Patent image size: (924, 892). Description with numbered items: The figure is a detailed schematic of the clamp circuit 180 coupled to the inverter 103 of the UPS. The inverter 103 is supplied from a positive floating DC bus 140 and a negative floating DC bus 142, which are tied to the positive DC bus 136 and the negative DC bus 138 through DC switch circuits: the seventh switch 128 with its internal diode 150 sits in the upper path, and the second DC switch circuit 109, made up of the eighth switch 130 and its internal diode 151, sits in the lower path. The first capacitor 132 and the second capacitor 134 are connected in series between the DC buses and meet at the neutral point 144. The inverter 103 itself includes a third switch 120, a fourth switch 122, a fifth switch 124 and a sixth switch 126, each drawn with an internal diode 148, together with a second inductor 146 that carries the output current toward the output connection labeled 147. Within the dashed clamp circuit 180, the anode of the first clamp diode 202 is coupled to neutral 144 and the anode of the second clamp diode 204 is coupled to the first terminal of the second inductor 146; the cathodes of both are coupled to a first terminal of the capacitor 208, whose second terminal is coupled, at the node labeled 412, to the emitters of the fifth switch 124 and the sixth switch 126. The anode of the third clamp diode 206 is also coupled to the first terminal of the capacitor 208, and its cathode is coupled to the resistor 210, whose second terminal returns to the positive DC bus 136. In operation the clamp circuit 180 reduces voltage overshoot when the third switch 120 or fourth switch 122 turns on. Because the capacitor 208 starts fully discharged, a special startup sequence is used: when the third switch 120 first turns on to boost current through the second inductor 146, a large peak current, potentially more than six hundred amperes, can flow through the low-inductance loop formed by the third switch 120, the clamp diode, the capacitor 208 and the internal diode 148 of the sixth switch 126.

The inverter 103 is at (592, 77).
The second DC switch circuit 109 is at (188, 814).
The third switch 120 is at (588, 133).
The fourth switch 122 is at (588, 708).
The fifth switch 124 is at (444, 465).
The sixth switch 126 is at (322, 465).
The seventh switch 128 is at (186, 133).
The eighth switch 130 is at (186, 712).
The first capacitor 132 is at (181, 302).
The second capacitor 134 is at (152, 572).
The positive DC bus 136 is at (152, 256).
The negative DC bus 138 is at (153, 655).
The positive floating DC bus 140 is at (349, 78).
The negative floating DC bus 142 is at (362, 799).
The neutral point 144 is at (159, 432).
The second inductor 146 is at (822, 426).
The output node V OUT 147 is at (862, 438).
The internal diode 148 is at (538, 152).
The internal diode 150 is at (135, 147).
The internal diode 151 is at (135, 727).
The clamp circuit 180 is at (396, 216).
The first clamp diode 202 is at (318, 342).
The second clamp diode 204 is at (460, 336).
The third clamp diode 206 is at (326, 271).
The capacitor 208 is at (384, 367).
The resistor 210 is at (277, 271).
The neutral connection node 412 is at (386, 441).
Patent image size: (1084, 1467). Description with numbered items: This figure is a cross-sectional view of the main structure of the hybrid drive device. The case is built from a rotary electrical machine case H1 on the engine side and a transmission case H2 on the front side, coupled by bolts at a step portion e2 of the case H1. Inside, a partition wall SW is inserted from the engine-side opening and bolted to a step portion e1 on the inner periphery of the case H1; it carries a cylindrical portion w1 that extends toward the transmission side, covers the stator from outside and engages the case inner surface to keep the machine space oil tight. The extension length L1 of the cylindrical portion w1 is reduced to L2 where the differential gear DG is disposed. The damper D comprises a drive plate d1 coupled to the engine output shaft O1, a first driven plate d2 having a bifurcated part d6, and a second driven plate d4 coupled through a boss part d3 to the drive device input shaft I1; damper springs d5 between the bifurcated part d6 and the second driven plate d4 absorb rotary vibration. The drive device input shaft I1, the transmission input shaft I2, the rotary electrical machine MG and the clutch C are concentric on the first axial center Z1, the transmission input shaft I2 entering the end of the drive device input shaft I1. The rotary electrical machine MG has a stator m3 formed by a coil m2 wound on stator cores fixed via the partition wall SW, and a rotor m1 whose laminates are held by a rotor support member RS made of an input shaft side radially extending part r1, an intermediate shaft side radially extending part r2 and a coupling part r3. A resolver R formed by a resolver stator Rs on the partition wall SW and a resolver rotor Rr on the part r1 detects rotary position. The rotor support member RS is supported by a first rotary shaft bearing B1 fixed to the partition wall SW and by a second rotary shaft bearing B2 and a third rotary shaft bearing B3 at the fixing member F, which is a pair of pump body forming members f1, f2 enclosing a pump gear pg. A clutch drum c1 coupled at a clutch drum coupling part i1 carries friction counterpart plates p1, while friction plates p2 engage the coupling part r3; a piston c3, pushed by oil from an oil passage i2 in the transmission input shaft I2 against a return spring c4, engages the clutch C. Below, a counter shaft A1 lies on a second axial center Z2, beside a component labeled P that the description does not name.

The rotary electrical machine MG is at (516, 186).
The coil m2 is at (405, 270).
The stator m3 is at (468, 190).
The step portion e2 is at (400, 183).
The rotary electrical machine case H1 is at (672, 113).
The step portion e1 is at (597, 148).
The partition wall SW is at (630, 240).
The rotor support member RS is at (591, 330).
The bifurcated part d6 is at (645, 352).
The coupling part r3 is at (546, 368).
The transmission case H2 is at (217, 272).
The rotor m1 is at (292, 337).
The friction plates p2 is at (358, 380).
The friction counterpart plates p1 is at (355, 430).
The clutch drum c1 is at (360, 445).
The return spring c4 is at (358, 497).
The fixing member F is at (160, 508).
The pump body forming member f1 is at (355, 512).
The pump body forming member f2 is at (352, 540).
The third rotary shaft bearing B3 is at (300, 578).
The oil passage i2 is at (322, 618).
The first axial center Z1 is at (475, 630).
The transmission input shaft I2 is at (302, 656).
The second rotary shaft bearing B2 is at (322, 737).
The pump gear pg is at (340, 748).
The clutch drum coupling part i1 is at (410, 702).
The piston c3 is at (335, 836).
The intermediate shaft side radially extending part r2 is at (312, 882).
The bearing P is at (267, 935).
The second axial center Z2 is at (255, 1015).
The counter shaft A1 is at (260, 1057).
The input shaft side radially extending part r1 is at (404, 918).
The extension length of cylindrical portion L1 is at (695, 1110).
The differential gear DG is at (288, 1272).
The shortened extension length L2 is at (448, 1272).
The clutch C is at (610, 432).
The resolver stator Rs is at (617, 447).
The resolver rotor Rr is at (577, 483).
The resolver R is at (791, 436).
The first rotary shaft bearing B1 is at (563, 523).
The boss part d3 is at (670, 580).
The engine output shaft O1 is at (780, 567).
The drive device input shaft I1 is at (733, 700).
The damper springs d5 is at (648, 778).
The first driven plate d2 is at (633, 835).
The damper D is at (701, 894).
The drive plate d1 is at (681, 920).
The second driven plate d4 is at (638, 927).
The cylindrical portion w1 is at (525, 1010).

■ ■ ■ ■ ■

» Work to complete
Render the lines of all the records above as a numbered list, leaving out the blank lines.

» Solution to the exercise
1. Patent image size: (924, 892). Description with numbered items: The figure is a detailed schematic of the clamp circuit 180 coupled to the inverter 103 of the UPS. The inverter 103 is supplied from a positive floating DC bus 140 and a negative floating DC bus 142, which are tied to the positive DC bus 136 and the negative DC bus 138 through DC switch circuits: the seventh switch 128 with its internal diode 150 sits in the upper path, and the second DC switch circuit 109, made up of the eighth switch 130 and its internal diode 151, sits in the lower path. The first capacitor 132 and the second capacitor 134 are connected in series between the DC buses and meet at the neutral point 144. The inverter 103 itself includes a third switch 120, a fourth switch 122, a fifth switch 124 and a sixth switch 126, each drawn with an internal diode 148, together with a second inductor 146 that carries the output current toward the output connection labeled 147. Within the dashed clamp circuit 180, the anode of the first clamp diode 202 is coupled to neutral 144 and the anode of the second clamp diode 204 is coupled to the first terminal of the second inductor 146; the cathodes of both are coupled to a first terminal of the capacitor 208, whose second terminal is coupled, at the node labeled 412, to the emitters of the fifth switch 124 and the sixth switch 126. The anode of the third clamp diode 206 is also coupled to the first terminal of the capacitor 208, and its cathode is coupled to the resistor 210, whose second terminal returns to the positive DC bus 136. In operation the clamp circuit 180 reduces voltage overshoot when the third switch 120 or fourth switch 122 turns on. Because the capacitor 208 starts fully discharged, a special startup sequence is used: when the third switch 120 first turns on to boost current through the second inductor 146, a large peak current, potentially more than six hundred amperes, can flow through the low-inductance loop formed by the third switch 120, the clamp diode, the capacitor 208 and the internal diode 148 of the sixth switch 126.
2. The inverter 103 is at (592, 77).
3. The second DC switch circuit 109 is at (188, 814).
4. The third switch 120 is at (588, 133).
5. The fourth switch 122 is at (588, 708).
6. The fifth switch 124 is at (444, 465).
7. The sixth switch 126 is at (322, 465).
8. The seventh switch 128 is at (186, 133).
9. The eighth switch 130 is at (186, 712).
10. The first capacitor 132 is at (181, 302).
11. The second capacitor 134 is at (152, 572).
12. The positive DC bus 136 is at (152, 256).
13. The negative DC bus 138 is at (153, 655).
14. The positive floating DC bus 140 is at (349, 78).
15. The negative floating DC bus 142 is at (362, 799).
16. The neutral point 144 is at (159, 432).
17. The second inductor 146 is at (822, 426).
18. The output node V OUT 147 is at (862, 438).
19. The internal diode 148 is at (538, 152).
20. The internal diode 150 is at (135, 147).
21. The internal diode 151 is at (135, 727).
22. The clamp circuit 180 is at (396, 216).
23. The first clamp diode 202 is at (318, 342).
24. The second clamp diode 204 is at (460, 336).
25. The third clamp diode 206 is at (326, 271).
26. The capacitor 208 is at (384, 367).
27. The resistor 210 is at (277, 271).
28. The neutral connection node 412 is at (386, 441).
29. Patent image size: (1084, 1467). Description with numbered items: This figure is a cross-sectional view of the main structure of the hybrid drive device. The case is built from a rotary electrical machine case H1 on the engine side and a transmission case H2 on the front side, coupled by bolts at a step portion e2 of the case H1. Inside, a partition wall SW is inserted from the engine-side opening and bolted to a step portion e1 on the inner periphery of the case H1; it carries a cylindrical portion w1 that extends toward the transmission side, covers the stator from outside and engages the case inner surface to keep the machine space oil tight. The extension length L1 of the cylindrical portion w1 is reduced to L2 where the differential gear DG is disposed. The damper D comprises a drive plate d1 coupled to the engine output shaft O1, a first driven plate d2 having a bifurcated part d6, and a second driven plate d4 coupled through a boss part d3 to the drive device input shaft I1; damper springs d5 between the bifurcated part d6 and the second driven plate d4 absorb rotary vibration. The drive device input shaft I1, the transmission input shaft I2, the rotary electrical machine MG and the clutch C are concentric on the first axial center Z1, the transmission input shaft I2 entering the end of the drive device input shaft I1. The rotary electrical machine MG has a stator m3 formed by a coil m2 wound on stator cores fixed via the partition wall SW, and a rotor m1 whose laminates are held by a rotor support member RS made of an input shaft side radially extending part r1, an intermediate shaft side radially extending part r2 and a coupling part r3. A resolver R formed by a resolver stator Rs on the partition wall SW and a resolver rotor Rr on the part r1 detects rotary position. The rotor support member RS is supported by a first rotary shaft bearing B1 fixed to the partition wall SW and by a second rotary shaft bearing B2 and a third rotary shaft bearing B3 at the fixing member F, which is a pair of pump body forming members f1, f2 enclosing a pump gear pg. A clutch drum c1 coupled at a clutch drum coupling part i1 carries friction counterpart plates p1, while friction plates p2 engage the coupling part r3; a piston c3, pushed by oil from an oil passage i2 in the transmission input shaft I2 against a return spring c4, engages the clutch C. Below, a counter shaft A1 lies on a second axial center Z2, beside a component labeled P that the description does not name.
30. The rotary electrical machine MG is at (516, 186).
31. The coil m2 is at (405, 270).
32. The stator m3 is at (468, 190).
33. The step portion e2 is at (400, 183).
34. The rotary electrical machine case H1 is at (672, 113).
35. The step portion e1 is at (597, 148).
36. The partition wall SW is at (630, 240).
37. The rotor support member RS is at (591, 330).
38. The bifurcated part d6 is at (645, 352).
39. The coupling part r3 is at (546, 368).
40. The transmission case H2 is at (217, 272).
41. The rotor m1 is at (292, 337).
42. The friction plates p2 is at (358, 380).
43. The friction counterpart plates p1 is at (355, 430).
44. The clutch drum c1 is at (360, 445).
45. The return spring c4 is at (358, 497).
46. The fixing member F is at (160, 508).
47. The pump body forming member f1 is at (355, 512).
48. The pump body forming member f2 is at (352, 540).
49. The third rotary shaft bearing B3 is at (300, 578).
50. The oil passage i2 is at (322, 618).
51. The first axial center Z1 is at (475, 630).
52. The transmission input shaft I2 is at (302, 656).
53. The second rotary shaft bearing B2 is at (322, 737).
54. The pump gear pg is at (340, 748).
55. The clutch drum coupling part i1 is at (410, 702).
56. The piston c3 is at (335, 836).
57. The intermediate shaft side radially extending part r2 is at (312, 882).
58. The bearing P is at (267, 935).
59. The second axial center Z2 is at (255, 1015).
60. The counter shaft A1 is at (260, 1057).
61. The input shaft side radially extending part r1 is at (404, 918).
62. The extension length of cylindrical portion L1 is at (695, 1110).
63. The differential gear DG is at (288, 1272).
64. The shortened extension length L2 is at (448, 1272).
65. The clutch C is at (610, 432).
66. The resolver stator Rs is at (617, 447).
67. The resolver rotor Rr is at (577, 483).
68. The resolver R is at (791, 436).
69. The first rotary shaft bearing B1 is at (563, 523).
70. The boss part d3 is at (670, 580).
71. The engine output shaft O1 is at (780, 567).
72. The drive device input shaft I1 is at (733, 700).
73. The damper springs d5 is at (648, 778).
74. The first driven plate d2 is at (633, 835).
75. The damper D is at (701, 894).
76. The drive plate d1 is at (681, 920).
77. The second driven plate d4 is at (638, 927).
78. The cylindrical portion w1 is at (525, 1010).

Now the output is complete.